Compute the number of lines that include the string "applicable", then output that number and nothing else.

-- BEGIN RECORDS TO USE --

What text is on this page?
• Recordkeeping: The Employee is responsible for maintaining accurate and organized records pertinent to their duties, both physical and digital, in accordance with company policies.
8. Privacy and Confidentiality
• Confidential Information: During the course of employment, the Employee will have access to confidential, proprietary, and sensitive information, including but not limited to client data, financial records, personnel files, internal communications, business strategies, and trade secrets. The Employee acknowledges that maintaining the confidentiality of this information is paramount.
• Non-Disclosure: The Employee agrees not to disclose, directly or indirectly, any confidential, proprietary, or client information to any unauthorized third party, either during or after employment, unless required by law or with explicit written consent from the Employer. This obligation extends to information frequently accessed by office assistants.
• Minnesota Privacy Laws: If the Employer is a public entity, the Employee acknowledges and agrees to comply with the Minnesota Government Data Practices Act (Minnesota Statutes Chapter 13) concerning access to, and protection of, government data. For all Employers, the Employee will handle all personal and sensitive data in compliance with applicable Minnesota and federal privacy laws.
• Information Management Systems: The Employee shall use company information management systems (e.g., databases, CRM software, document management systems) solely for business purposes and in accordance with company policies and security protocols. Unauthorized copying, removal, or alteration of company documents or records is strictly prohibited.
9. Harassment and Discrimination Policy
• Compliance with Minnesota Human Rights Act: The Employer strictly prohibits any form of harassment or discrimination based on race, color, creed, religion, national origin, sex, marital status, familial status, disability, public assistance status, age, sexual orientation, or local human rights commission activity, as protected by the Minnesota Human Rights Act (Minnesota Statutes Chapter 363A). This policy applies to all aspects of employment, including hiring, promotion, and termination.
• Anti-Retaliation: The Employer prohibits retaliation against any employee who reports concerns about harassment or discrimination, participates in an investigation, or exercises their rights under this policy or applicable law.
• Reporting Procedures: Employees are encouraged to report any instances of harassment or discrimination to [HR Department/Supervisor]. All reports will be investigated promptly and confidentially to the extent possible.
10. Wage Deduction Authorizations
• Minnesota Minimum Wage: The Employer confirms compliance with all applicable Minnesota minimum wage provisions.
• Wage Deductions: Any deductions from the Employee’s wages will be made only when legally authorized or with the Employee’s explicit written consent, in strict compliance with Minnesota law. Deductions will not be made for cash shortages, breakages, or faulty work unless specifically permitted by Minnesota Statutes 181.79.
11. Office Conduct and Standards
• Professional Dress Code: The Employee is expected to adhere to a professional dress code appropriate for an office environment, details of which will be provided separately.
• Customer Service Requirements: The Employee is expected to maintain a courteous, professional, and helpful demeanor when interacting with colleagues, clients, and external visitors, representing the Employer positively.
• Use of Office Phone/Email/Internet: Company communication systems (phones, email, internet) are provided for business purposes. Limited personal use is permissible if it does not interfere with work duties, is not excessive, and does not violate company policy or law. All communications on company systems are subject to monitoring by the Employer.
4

-- END RECORDS TO USE --

- **SOLUTION TO THE PROBLEM**
3